= Task directions =
Set down the material once more, exactly as it appears.
[start of Recorded information]
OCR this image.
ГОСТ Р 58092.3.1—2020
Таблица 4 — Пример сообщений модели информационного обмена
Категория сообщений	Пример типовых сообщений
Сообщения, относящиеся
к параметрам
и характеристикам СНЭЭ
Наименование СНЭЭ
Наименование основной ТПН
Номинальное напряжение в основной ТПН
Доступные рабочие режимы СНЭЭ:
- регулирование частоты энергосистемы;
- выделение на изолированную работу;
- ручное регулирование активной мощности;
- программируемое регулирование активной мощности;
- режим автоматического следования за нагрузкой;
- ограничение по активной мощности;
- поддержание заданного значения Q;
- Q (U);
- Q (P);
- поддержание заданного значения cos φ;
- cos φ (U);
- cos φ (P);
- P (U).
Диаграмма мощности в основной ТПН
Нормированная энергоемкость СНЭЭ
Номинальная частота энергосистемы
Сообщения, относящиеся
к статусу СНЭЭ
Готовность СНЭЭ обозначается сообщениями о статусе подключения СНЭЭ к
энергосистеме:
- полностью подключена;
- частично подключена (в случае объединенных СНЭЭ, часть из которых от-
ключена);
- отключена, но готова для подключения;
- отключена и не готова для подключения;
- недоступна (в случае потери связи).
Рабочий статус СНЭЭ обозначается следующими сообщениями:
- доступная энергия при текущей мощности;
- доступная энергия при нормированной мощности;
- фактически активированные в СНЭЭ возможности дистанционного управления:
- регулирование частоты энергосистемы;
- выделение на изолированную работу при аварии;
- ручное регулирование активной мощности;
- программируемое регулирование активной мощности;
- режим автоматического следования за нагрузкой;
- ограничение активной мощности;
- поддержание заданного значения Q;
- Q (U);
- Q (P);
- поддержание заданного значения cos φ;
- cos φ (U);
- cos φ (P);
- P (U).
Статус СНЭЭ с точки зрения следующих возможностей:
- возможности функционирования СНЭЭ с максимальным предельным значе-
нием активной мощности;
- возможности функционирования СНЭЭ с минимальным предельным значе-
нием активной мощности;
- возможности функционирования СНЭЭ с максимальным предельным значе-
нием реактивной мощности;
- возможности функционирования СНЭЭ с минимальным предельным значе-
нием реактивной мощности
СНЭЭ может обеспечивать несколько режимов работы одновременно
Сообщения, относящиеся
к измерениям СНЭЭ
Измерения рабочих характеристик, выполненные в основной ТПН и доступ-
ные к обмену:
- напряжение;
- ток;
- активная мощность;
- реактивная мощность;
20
[end of Recorded information]
= Result of this task =
OCR this image.
ГОСТ Р 58092.3.1—2020
Таблица 4 — Пример сообщений модели информационного обмена
Категория сообщений	Пример типовых сообщений
Сообщения, относящиеся
к параметрам
и характеристикам СНЭЭ
Наименование СНЭЭ
Наименование основной ТПН
Номинальное напряжение в основной ТПН
Доступные рабочие режимы СНЭЭ:
- регулирование частоты энергосистемы;
- выделение на изолированную работу;
- ручное регулирование активной мощности;
- программируемое регулирование активной мощности;
- режим автоматического следования за нагрузкой;
- ограничение по активной мощности;
- поддержание заданного значения Q;
- Q (U);
- Q (P);
- поддержание заданного значения cos φ;
- cos φ (U);
- cos φ (P);
- P (U).
Диаграмма мощности в основной ТПН
Нормированная энергоемкость СНЭЭ
Номинальная частота энергосистемы
Сообщения, относящиеся
к статусу СНЭЭ
Готовность СНЭЭ обозначается сообщениями о статусе подключения СНЭЭ к
энергосистеме:
- полностью подключена;
- частично подключена (в случае объединенных СНЭЭ, часть из которых от-
ключена);
- отключена, но готова для подключения;
- отключена и не готова для подключения;
- недоступна (в случае потери связи).
Рабочий статус СНЭЭ обозначается следующими сообщениями:
- доступная энергия при текущей мощности;
- доступная энергия при нормированной мощности;
- фактически активированные в СНЭЭ возможности дистанционного управления:
- регулирование частоты энергосистемы;
- выделение на изолированную работу при аварии;
- ручное регулирование активной мощности;
- программируемое регулирование активной мощности;
- режим автоматического следования за нагрузкой;
- ограничение активной мощности;
- поддержание заданного значения Q;
- Q (U);
- Q (P);
- поддержание заданного значения cos φ;
- cos φ (U);
- cos φ (P);
- P (U).
Статус СНЭЭ с точки зрения следующих возможностей:
- возможности функционирования СНЭЭ с максимальным предельным значе-
нием активной мощности;
- возможности функционирования СНЭЭ с минимальным предельным значе-
нием активной мощности;
- возможности функционирования СНЭЭ с максимальным предельным значе-
нием реактивной мощности;
- возможности функционирования СНЭЭ с минимальным предельным значе-
нием реактивной мощности
СНЭЭ может обеспечивать несколько режимов работы одновременно
Сообщения, относящиеся
к измерениям СНЭЭ
Измерения рабочих характеристик, выполненные в основной ТПН и доступ-
ные к обмену:
- напряжение;
- ток;
- активная мощность;
- реактивная мощность;
20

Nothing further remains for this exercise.